** begin Dataset **

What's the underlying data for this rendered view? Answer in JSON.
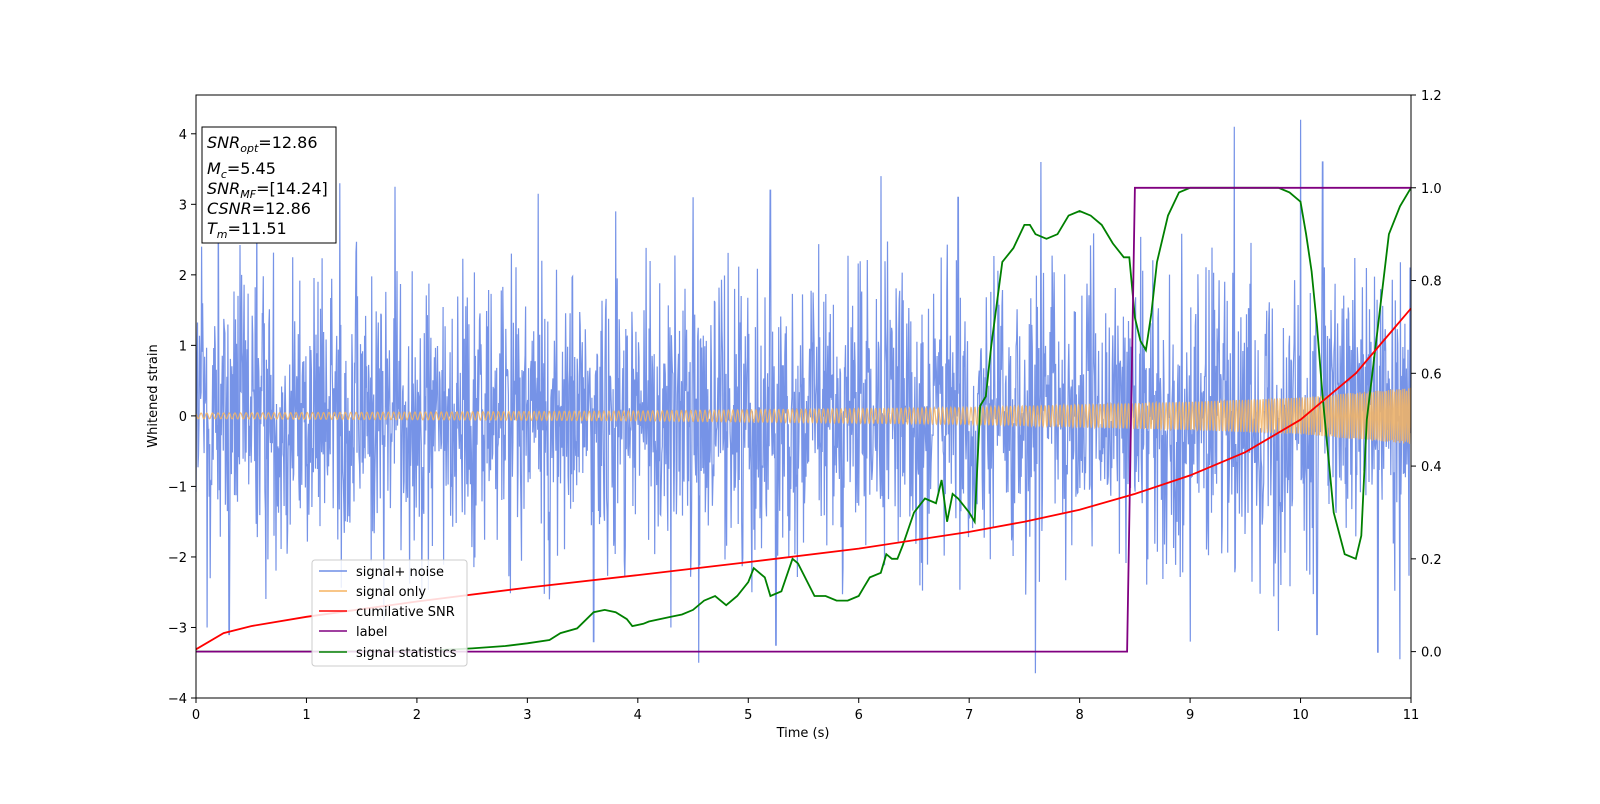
{
  "chart_data": {
    "type": "line",
    "xlabel": "Time (s)",
    "ylabel": "Whitened strain",
    "xlim": [
      0,
      11
    ],
    "ylim_left": [
      -4,
      4.55
    ],
    "ylim_right": [
      -0.1,
      1.2
    ],
    "x_ticks": [
      0,
      1,
      2,
      3,
      4,
      5,
      6,
      7,
      8,
      9,
      10,
      11
    ],
    "y_ticks_left": [
      -4,
      -3,
      -2,
      -1,
      0,
      1,
      2,
      3,
      4
    ],
    "y_ticks_right": [
      0.0,
      0.2,
      0.4,
      0.6,
      0.8,
      1.0,
      1.2
    ],
    "x_tick_labels": [
      "0",
      "1",
      "2",
      "3",
      "4",
      "5",
      "6",
      "7",
      "8",
      "9",
      "10",
      "11"
    ],
    "y_tick_labels_left": [
      "−4",
      "−3",
      "−2",
      "−1",
      "0",
      "1",
      "2",
      "3",
      "4"
    ],
    "y_tick_labels_right": [
      "0.0",
      "0.2",
      "0.4",
      "0.6",
      "0.8",
      "1.0",
      "1.2"
    ],
    "grid": false,
    "legend_position": "lower-left",
    "annotation": {
      "snr_opt": "=12.86",
      "mc": "=5.45",
      "snr_mf": "=[14.24]",
      "csnr": "=12.86",
      "tm": "=11.51"
    },
    "series": [
      {
        "name": "signal+ noise",
        "axis": "left",
        "color": "#6f8de6",
        "description": "whitened noisy strain, approx. zero-mean with std ~1",
        "std": 1.0
      },
      {
        "name": "signal only",
        "axis": "left",
        "color": "#f5b461",
        "description": "chirp amplitude growing with time",
        "amplitude_points": [
          [
            0,
            0.04
          ],
          [
            4,
            0.07
          ],
          [
            7,
            0.12
          ],
          [
            9,
            0.2
          ],
          [
            10,
            0.26
          ],
          [
            11,
            0.4
          ]
        ]
      },
      {
        "name": "cumilative SNR",
        "axis": "right",
        "color": "#ff0000",
        "x": [
          0,
          0.25,
          0.5,
          1,
          2,
          3,
          4,
          5,
          6,
          7,
          7.5,
          8,
          8.5,
          9,
          9.5,
          10,
          10.5,
          11
        ],
        "y": [
          0.005,
          0.04,
          0.055,
          0.075,
          0.108,
          0.138,
          0.165,
          0.193,
          0.222,
          0.258,
          0.28,
          0.306,
          0.34,
          0.38,
          0.43,
          0.5,
          0.6,
          0.74
        ]
      },
      {
        "name": "label",
        "axis": "right",
        "color": "#800080",
        "x": [
          0,
          8.43,
          8.5,
          11
        ],
        "y": [
          0,
          0,
          1,
          1
        ]
      },
      {
        "name": "signal statistics",
        "axis": "right",
        "color": "#008000",
        "x": [
          0,
          1,
          2,
          2.5,
          2.8,
          3,
          3.2,
          3.3,
          3.45,
          3.6,
          3.7,
          3.8,
          3.9,
          3.95,
          4.05,
          4.1,
          4.2,
          4.3,
          4.4,
          4.5,
          4.6,
          4.7,
          4.8,
          4.9,
          5.0,
          5.05,
          5.1,
          5.15,
          5.2,
          5.3,
          5.4,
          5.45,
          5.6,
          5.7,
          5.8,
          5.9,
          6.0,
          6.05,
          6.1,
          6.2,
          6.25,
          6.3,
          6.35,
          6.4,
          6.5,
          6.6,
          6.7,
          6.75,
          6.8,
          6.85,
          6.9,
          7.0,
          7.05,
          7.1,
          7.15,
          7.2,
          7.3,
          7.4,
          7.5,
          7.55,
          7.6,
          7.7,
          7.8,
          7.9,
          8.0,
          8.1,
          8.2,
          8.3,
          8.4,
          8.45,
          8.5,
          8.55,
          8.6,
          8.65,
          8.7,
          8.8,
          8.9,
          9.0,
          9.2,
          9.4,
          9.5,
          9.6,
          9.8,
          9.9,
          10.0,
          10.05,
          10.1,
          10.15,
          10.2,
          10.3,
          10.4,
          10.5,
          10.55,
          10.6,
          10.7,
          10.8,
          10.9,
          11.0
        ],
        "y": [
          0.0,
          0.0,
          0.001,
          0.007,
          0.012,
          0.018,
          0.025,
          0.04,
          0.05,
          0.085,
          0.09,
          0.085,
          0.07,
          0.055,
          0.06,
          0.065,
          0.07,
          0.075,
          0.08,
          0.09,
          0.11,
          0.12,
          0.1,
          0.12,
          0.15,
          0.18,
          0.17,
          0.16,
          0.12,
          0.13,
          0.2,
          0.19,
          0.12,
          0.12,
          0.11,
          0.11,
          0.12,
          0.14,
          0.16,
          0.17,
          0.21,
          0.2,
          0.2,
          0.23,
          0.3,
          0.33,
          0.32,
          0.37,
          0.28,
          0.34,
          0.33,
          0.3,
          0.28,
          0.53,
          0.55,
          0.66,
          0.84,
          0.87,
          0.92,
          0.92,
          0.9,
          0.89,
          0.9,
          0.94,
          0.95,
          0.94,
          0.92,
          0.88,
          0.85,
          0.85,
          0.72,
          0.67,
          0.65,
          0.73,
          0.84,
          0.94,
          0.99,
          1.0,
          1.0,
          1.0,
          1.0,
          1.0,
          1.0,
          0.99,
          0.97,
          0.9,
          0.82,
          0.7,
          0.55,
          0.3,
          0.21,
          0.2,
          0.25,
          0.5,
          0.7,
          0.9,
          0.96,
          1.0
        ]
      }
    ],
    "noise_spikes": [
      [
        0.05,
        2.4
      ],
      [
        0.2,
        3.4
      ],
      [
        0.55,
        3.3
      ],
      [
        1.3,
        3.3
      ],
      [
        1.8,
        3.25
      ],
      [
        3.1,
        3.15
      ],
      [
        3.8,
        2.9
      ],
      [
        4.5,
        3.1
      ],
      [
        5.2,
        3.2
      ],
      [
        6.2,
        3.4
      ],
      [
        6.9,
        3.1
      ],
      [
        7.65,
        3.6
      ],
      [
        9.4,
        4.1
      ],
      [
        10.0,
        4.2
      ],
      [
        10.2,
        3.6
      ],
      [
        0.1,
        -3.0
      ],
      [
        0.3,
        -3.1
      ],
      [
        1.7,
        -2.9
      ],
      [
        3.2,
        -2.6
      ],
      [
        3.6,
        -3.2
      ],
      [
        4.3,
        -3.0
      ],
      [
        4.55,
        -3.5
      ],
      [
        5.25,
        -3.25
      ],
      [
        7.6,
        -3.65
      ],
      [
        9.0,
        -3.2
      ],
      [
        9.8,
        -3.05
      ],
      [
        10.15,
        -3.1
      ],
      [
        10.7,
        -3.35
      ],
      [
        10.9,
        -3.45
      ]
    ]
  }
}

** end Dataset **

(Given task): Leave out the pictures and output the rest of the material exactly as written.

(Exercise response):
What's the underlying data for this rendered view? Answer in JSON.
{
  "chart_data": {
    "type": "line",
    "xlabel": "Time (s)",
    "ylabel": "Whitened strain",
    "xlim": [
      0,
      11
    ],
    "ylim_left": [
      -4,
      4.55
    ],
    "ylim_right": [
      -0.1,
      1.2
    ],
    "x_ticks": [
      0,
      1,
      2,
      3,
      4,
      5,
      6,
      7,
      8,
      9,
      10,
      11
    ],
    "y_ticks_left": [
      -4,
      -3,
      -2,
      -1,
      0,
      1,
      2,
      3,
      4
    ],
    "y_ticks_right": [
      0.0,
      0.2,
      0.4,
      0.6,
      0.8,
      1.0,
      1.2
    ],
    "x_tick_labels": [
      "0",
      "1",
      "2",
      "3",
      "4",
      "5",
      "6",
      "7",
      "8",
      "9",
      "10",
      "11"
    ],
    "y_tick_labels_left": [
      "−4",
      "−3",
      "−2",
      "−1",
      "0",
      "1",
      "2",
      "3",
      "4"
    ],
    "y_tick_labels_right": [
      "0.0",
      "0.2",
      "0.4",
      "0.6",
      "0.8",
      "1.0",
      "1.2"
    ],
    "grid": false,
    "legend_position": "lower-left",
    "annotation": {
      "snr_opt": "=12.86",
      "mc": "=5.45",
      "snr_mf": "=[14.24]",
      "csnr": "=12.86",
      "tm": "=11.51"
    },
    "series": [
      {
        "name": "signal+ noise",
        "axis": "left",
        "color": "#6f8de6",
        "description": "whitened noisy strain, approx. zero-mean with std ~1",
        "std": 1.0
      },
      {
        "name": "signal only",
        "axis": "left",
        "color": "#f5b461",
        "description": "chirp amplitude growing with time",
        "amplitude_points": [
          [
            0,
            0.04
          ],
          [
            4,
            0.07
          ],
          [
            7,
            0.12
          ],
          [
            9,
            0.2
          ],
          [
            10,
            0.26
          ],
          [
            11,
            0.4
          ]
        ]
      },
      {
        "name": "cumilative SNR",
        "axis": "right",
        "color": "#ff0000",
        "x": [
          0,
          0.25,
          0.5,
          1,
          2,
          3,
          4,
          5,
          6,
          7,
          7.5,
          8,
          8.5,
          9,
          9.5,
          10,
          10.5,
          11
        ],
        "y": [
          0.005,
          0.04,
          0.055,
          0.075,
          0.108,
          0.138,
          0.165,
          0.193,
          0.222,
          0.258,
          0.28,
          0.306,
          0.34,
          0.38,
          0.43,
          0.5,
          0.6,
          0.74
        ]
      },
      {
        "name": "label",
        "axis": "right",
        "color": "#800080",
        "x": [
          0,
          8.43,
          8.5,
          11
        ],
        "y": [
          0,
          0,
          1,
          1
        ]
      },
      {
        "name": "signal statistics",
        "axis": "right",
        "color": "#008000",
        "x": [
          0,
          1,
          2,
          2.5,
          2.8,
          3,
          3.2,
          3.3,
          3.45,
          3.6,
          3.7,
          3.8,
          3.9,
          3.95,
          4.05,
          4.1,
          4.2,
          4.3,
          4.4,
          4.5,
          4.6,
          4.7,
          4.8,
          4.9,
          5.0,
          5.05,
          5.1,
          5.15,
          5.2,
          5.3,
          5.4,
          5.45,
          5.6,
          5.7,
          5.8,
          5.9,
          6.0,
          6.05,
          6.1,
          6.2,
          6.25,
          6.3,
          6.35,
          6.4,
          6.5,
          6.6,
          6.7,
          6.75,
          6.8,
          6.85,
          6.9,
          7.0,
          7.05,
          7.1,
          7.15,
          7.2,
          7.3,
          7.4,
          7.5,
          7.55,
          7.6,
          7.7,
          7.8,
          7.9,
          8.0,
          8.1,
          8.2,
          8.3,
          8.4,
          8.45,
          8.5,
          8.55,
          8.6,
          8.65,
          8.7,
          8.8,
          8.9,
          9.0,
          9.2,
          9.4,
          9.5,
          9.6,
          9.8,
          9.9,
          10.0,
          10.05,
          10.1,
          10.15,
          10.2,
          10.3,
          10.4,
          10.5,
          10.55,
          10.6,
          10.7,
          10.8,
          10.9,
          11.0
        ],
        "y": [
          0.0,
          0.0,
          0.001,
          0.007,
          0.012,
          0.018,
          0.025,
          0.04,
          0.05,
          0.085,
          0.09,
          0.085,
          0.07,
          0.055,
          0.06,
          0.065,
          0.07,
          0.075,
          0.08,
          0.09,
          0.11,
          0.12,
          0.1,
          0.12,
          0.15,
          0.18,
          0.17,
          0.16,
          0.12,
          0.13,
          0.2,
          0.19,
          0.12,
          0.12,
          0.11,
          0.11,
          0.12,
          0.14,
          0.16,
          0.17,
          0.21,
          0.2,
          0.2,
          0.23,
          0.3,
          0.33,
          0.32,
          0.37,
          0.28,
          0.34,
          0.33,
          0.3,
          0.28,
          0.53,
          0.55,
          0.66,
          0.84,
          0.87,
          0.92,
          0.92,
          0.9,
          0.89,
          0.9,
          0.94,
          0.95,
          0.94,
          0.92,
          0.88,
          0.85,
          0.85,
          0.72,
          0.67,
          0.65,
          0.73,
          0.84,
          0.94,
          0.99,
          1.0,
          1.0,
          1.0,
          1.0,
          1.0,
          1.0,
          0.99,
          0.97,
          0.9,
          0.82,
          0.7,
          0.55,
          0.3,
          0.21,
          0.2,
          0.25,
          0.5,
          0.7,
          0.9,
          0.96,
          1.0
        ]
      }
    ],
    "noise_spikes": [
      [
        0.05,
        2.4
      ],
      [
        0.2,
        3.4
      ],
      [
        0.55,
        3.3
      ],
      [
        1.3,
        3.3
      ],
      [
        1.8,
        3.25
      ],
      [
        3.1,
        3.15
      ],
      [
        3.8,
        2.9
      ],
      [
        4.5,
        3.1
      ],
      [
        5.2,
        3.2
      ],
      [
        6.2,
        3.4
      ],
      [
        6.9,
        3.1
      ],
      [
        7.65,
        3.6
      ],
      [
        9.4,
        4.1
      ],
      [
        10.0,
        4.2
      ],
      [
        10.2,
        3.6
      ],
      [
        0.1,
        -3.0
      ],
      [
        0.3,
        -3.1
      ],
      [
        1.7,
        -2.9
      ],
      [
        3.2,
        -2.6
      ],
      [
        3.6,
        -3.2
      ],
      [
        4.3,
        -3.0
      ],
      [
        4.55,
        -3.5
      ],
      [
        5.25,
        -3.25
      ],
      [
        7.6,
        -3.65
      ],
      [
        9.0,
        -3.2
      ],
      [
        9.8,
        -3.05
      ],
      [
        10.15,
        -3.1
      ],
      [
        10.7,
        -3.35
      ],
      [
        10.9,
        -3.45
      ]
    ]
  }
}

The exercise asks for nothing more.